**What to produce:**
Recast each line of the material below as a numbered list, omitting blank lines.

**Records from a collection:**
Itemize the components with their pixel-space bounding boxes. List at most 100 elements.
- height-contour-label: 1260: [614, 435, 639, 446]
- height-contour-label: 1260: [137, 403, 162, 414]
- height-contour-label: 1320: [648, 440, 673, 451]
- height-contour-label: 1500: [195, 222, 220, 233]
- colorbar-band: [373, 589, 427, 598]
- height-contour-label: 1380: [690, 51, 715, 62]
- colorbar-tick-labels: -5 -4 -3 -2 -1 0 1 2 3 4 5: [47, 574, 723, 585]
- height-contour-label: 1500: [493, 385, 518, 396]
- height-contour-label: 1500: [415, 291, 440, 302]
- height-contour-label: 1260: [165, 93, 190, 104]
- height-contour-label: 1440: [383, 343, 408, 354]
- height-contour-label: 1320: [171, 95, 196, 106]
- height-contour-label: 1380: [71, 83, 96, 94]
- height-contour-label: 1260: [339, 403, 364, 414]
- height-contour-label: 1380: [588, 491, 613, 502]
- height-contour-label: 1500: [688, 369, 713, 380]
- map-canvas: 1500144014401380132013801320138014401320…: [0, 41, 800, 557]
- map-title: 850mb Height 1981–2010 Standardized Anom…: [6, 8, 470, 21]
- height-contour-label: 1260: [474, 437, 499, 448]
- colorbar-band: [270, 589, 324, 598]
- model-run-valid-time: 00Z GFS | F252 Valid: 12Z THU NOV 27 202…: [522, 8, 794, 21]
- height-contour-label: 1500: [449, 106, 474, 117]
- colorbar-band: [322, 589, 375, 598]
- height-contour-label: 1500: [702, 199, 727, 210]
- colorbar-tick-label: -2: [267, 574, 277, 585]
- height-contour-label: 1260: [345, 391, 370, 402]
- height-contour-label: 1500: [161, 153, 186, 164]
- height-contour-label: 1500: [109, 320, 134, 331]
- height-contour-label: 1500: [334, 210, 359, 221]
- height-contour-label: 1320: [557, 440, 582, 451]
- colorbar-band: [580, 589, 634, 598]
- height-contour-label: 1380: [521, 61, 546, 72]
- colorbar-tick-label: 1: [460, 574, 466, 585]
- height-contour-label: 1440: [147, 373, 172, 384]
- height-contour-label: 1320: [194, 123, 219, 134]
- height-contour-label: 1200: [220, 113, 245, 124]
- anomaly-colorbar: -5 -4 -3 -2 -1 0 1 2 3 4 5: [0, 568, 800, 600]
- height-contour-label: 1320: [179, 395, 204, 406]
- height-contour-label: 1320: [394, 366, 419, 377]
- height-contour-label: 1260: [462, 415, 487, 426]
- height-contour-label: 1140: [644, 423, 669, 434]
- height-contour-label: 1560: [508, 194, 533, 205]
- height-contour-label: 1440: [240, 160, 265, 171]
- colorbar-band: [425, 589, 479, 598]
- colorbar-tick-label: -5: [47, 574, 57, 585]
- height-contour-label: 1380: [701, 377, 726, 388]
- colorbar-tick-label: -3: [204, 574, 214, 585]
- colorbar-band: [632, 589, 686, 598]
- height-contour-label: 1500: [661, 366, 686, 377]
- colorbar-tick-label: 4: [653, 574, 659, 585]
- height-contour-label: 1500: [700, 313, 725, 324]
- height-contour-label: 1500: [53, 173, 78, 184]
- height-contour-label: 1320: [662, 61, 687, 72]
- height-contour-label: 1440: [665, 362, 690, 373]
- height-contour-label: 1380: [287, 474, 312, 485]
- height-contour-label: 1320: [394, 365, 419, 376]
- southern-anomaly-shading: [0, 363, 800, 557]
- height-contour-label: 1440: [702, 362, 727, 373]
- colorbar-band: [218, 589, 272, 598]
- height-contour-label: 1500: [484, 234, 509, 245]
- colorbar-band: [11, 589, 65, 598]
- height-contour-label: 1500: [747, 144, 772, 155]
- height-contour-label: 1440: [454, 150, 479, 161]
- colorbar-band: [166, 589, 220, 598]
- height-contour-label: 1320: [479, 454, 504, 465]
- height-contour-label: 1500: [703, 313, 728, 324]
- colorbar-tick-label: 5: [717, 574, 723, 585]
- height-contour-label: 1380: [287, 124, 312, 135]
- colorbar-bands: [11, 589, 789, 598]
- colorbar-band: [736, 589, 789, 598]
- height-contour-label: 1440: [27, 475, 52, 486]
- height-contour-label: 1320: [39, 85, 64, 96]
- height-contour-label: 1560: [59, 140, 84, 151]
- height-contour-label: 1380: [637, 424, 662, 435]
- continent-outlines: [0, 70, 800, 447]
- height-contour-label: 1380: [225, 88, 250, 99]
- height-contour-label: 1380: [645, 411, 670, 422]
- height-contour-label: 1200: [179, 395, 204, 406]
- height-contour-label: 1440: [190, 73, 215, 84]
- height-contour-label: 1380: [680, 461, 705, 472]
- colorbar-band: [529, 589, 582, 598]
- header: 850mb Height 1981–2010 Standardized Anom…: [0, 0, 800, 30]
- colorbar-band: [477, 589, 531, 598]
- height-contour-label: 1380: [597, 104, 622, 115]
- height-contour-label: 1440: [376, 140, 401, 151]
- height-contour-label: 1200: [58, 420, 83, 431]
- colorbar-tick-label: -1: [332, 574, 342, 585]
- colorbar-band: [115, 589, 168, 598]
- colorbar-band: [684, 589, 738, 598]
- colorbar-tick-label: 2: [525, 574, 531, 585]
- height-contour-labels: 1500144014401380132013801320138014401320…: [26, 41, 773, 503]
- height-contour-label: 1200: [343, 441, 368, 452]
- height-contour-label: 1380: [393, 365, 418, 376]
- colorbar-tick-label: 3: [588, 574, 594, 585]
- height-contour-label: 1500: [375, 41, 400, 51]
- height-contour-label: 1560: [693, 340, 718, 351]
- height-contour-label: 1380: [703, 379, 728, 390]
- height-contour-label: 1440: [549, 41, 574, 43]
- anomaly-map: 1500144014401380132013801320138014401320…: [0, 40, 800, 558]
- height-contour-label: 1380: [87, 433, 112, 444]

**Correct answer:**
1. Itemize the components with their pixel-space bounding boxes. List at most 100 elements.
2. - height-contour-label: 1260: [614, 435, 639, 446]
3. - height-contour-label: 1260: [137, 403, 162, 414]
4. - height-contour-label: 1320: [648, 440, 673, 451]
5. - height-contour-label: 1500: [195, 222, 220, 233]
6. - colorbar-band: [373, 589, 427, 598]
7. - height-contour-label: 1380: [690, 51, 715, 62]
8. - colorbar-tick-labels: -5 -4 -3 -2 -1 0 1 2 3 4 5: [47, 574, 723, 585]
9. - height-contour-label: 1500: [493, 385, 518, 396]
10. - height-contour-label: 1500: [415, 291, 440, 302]
11. - height-contour-label: 1260: [165, 93, 190, 104]
12. - height-contour-label: 1440: [383, 343, 408, 354]
13. - height-contour-label: 1320: [171, 95, 196, 106]
14. - height-contour-label: 1380: [71, 83, 96, 94]
15. - height-contour-label: 1260: [339, 403, 364, 414]
16. - height-contour-label: 1380: [588, 491, 613, 502]
17. - height-contour-label: 1500: [688, 369, 713, 380]
18. - map-canvas: 1500144014401380132013801320138014401320…: [0, 41, 800, 557]
19. - map-title: 850mb Height 1981–2010 Standardized Anom…: [6, 8, 470, 21]
20. - height-contour-label: 1260: [474, 437, 499, 448]
21. - colorbar-band: [270, 589, 324, 598]
22. - model-run-valid-time: 00Z GFS | F252 Valid: 12Z THU NOV 27 202…: [522, 8, 794, 21]
23. - height-contour-label: 1500: [449, 106, 474, 117]
24. - colorbar-band: [322, 589, 375, 598]
25. - height-contour-label: 1500: [702, 199, 727, 210]
26. - colorbar-tick-label: -2: [267, 574, 277, 585]
27. - height-contour-label: 1260: [345, 391, 370, 402]
28. - height-contour-label: 1500: [161, 153, 186, 164]
29. - height-contour-label: 1500: [109, 320, 134, 331]
30. - height-contour-label: 1500: [334, 210, 359, 221]
31. - height-contour-label: 1320: [557, 440, 582, 451]
32. - colorbar-band: [580, 589, 634, 598]
33. - height-contour-label: 1380: [521, 61, 546, 72]
34. - colorbar-tick-label: 1: [460, 574, 466, 585]
35. - height-contour-label: 1440: [147, 373, 172, 384]
36. - height-contour-label: 1320: [194, 123, 219, 134]
37. - height-contour-label: 1200: [220, 113, 245, 124]
38. - anomaly-colorbar: -5 -4 -3 -2 -1 0 1 2 3 4 5: [0, 568, 800, 600]
39. - height-contour-label: 1320: [179, 395, 204, 406]
40. - height-contour-label: 1320: [394, 366, 419, 377]
41. - height-contour-label: 1260: [462, 415, 487, 426]
42. - height-contour-label: 1140: [644, 423, 669, 434]
43. - height-contour-label: 1560: [508, 194, 533, 205]
44. - height-contour-label: 1440: [240, 160, 265, 171]
45. - colorbar-band: [425, 589, 479, 598]
46. - colorbar-tick-label: -5: [47, 574, 57, 585]
47. - height-contour-label: 1380: [701, 377, 726, 388]
48. - colorbar-tick-label: -3: [204, 574, 214, 585]
49. - colorbar-band: [632, 589, 686, 598]
50. - height-contour-label: 1500: [661, 366, 686, 377]
51. - colorbar-tick-label: 4: [653, 574, 659, 585]
52. - height-contour-label: 1500: [700, 313, 725, 324]
53. - height-contour-label: 1500: [53, 173, 78, 184]
54. - height-contour-label: 1320: [662, 61, 687, 72]
55. - height-contour-label: 1440: [665, 362, 690, 373]
56. - height-contour-label: 1380: [287, 474, 312, 485]
57. - height-contour-label: 1320: [394, 365, 419, 376]
58. - southern-anomaly-shading: [0, 363, 800, 557]
59. - height-contour-label: 1440: [702, 362, 727, 373]
60. - colorbar-band: [218, 589, 272, 598]
61. - height-contour-label: 1500: [484, 234, 509, 245]
62. - colorbar-band: [11, 589, 65, 598]
63. - height-contour-label: 1500: [747, 144, 772, 155]
64. - height-contour-label: 1440: [454, 150, 479, 161]
65. - colorbar-band: [166, 589, 220, 598]
66. - height-contour-label: 1320: [479, 454, 504, 465]
67. - height-contour-label: 1500: [703, 313, 728, 324]
68. - colorbar-tick-label: 5: [717, 574, 723, 585]
69. - height-contour-label: 1380: [287, 124, 312, 135]
70. - colorbar-bands: [11, 589, 789, 598]
71. - colorbar-band: [736, 589, 789, 598]
72. - height-contour-label: 1440: [27, 475, 52, 486]
73. - height-contour-label: 1320: [39, 85, 64, 96]
74. - height-contour-label: 1560: [59, 140, 84, 151]
75. - height-contour-label: 1380: [637, 424, 662, 435]
76. - continent-outlines: [0, 70, 800, 447]
77. - height-contour-label: 1380: [225, 88, 250, 99]
78. - height-contour-label: 1380: [645, 411, 670, 422]
79. - height-contour-label: 1200: [179, 395, 204, 406]
80. - height-contour-label: 1440: [190, 73, 215, 84]
81. - height-contour-label: 1380: [680, 461, 705, 472]
82. - colorbar-band: [529, 589, 582, 598]
83. - header: 850mb Height 1981–2010 Standardized Anom…: [0, 0, 800, 30]
84. - colorbar-band: [477, 589, 531, 598]
85. - height-contour-label: 1380: [597, 104, 622, 115]
86. - height-contour-label: 1440: [376, 140, 401, 151]
87. - height-contour-label: 1200: [58, 420, 83, 431]
88. - colorbar-tick-label: -1: [332, 574, 342, 585]
89. - colorbar-band: [115, 589, 168, 598]
90. - colorbar-band: [684, 589, 738, 598]
91. - colorbar-tick-label: 2: [525, 574, 531, 585]
92. - height-contour-labels: 1500144014401380132013801320138014401320…: [26, 41, 773, 503]
93. - height-contour-label: 1200: [343, 441, 368, 452]
94. - height-contour-label: 1380: [393, 365, 418, 376]
95. - colorbar-tick-label: 3: [588, 574, 594, 585]
96. - height-contour-label: 1500: [375, 41, 400, 51]
97. - height-contour-label: 1560: [693, 340, 718, 351]
98. - height-contour-label: 1380: [703, 379, 728, 390]
99. - height-contour-label: 1440: [549, 41, 574, 43]
100. - anomaly-map: 1500144014401380132013801320138014401320…: [0, 40, 800, 558]
101. - height-contour-label: 1380: [87, 433, 112, 444]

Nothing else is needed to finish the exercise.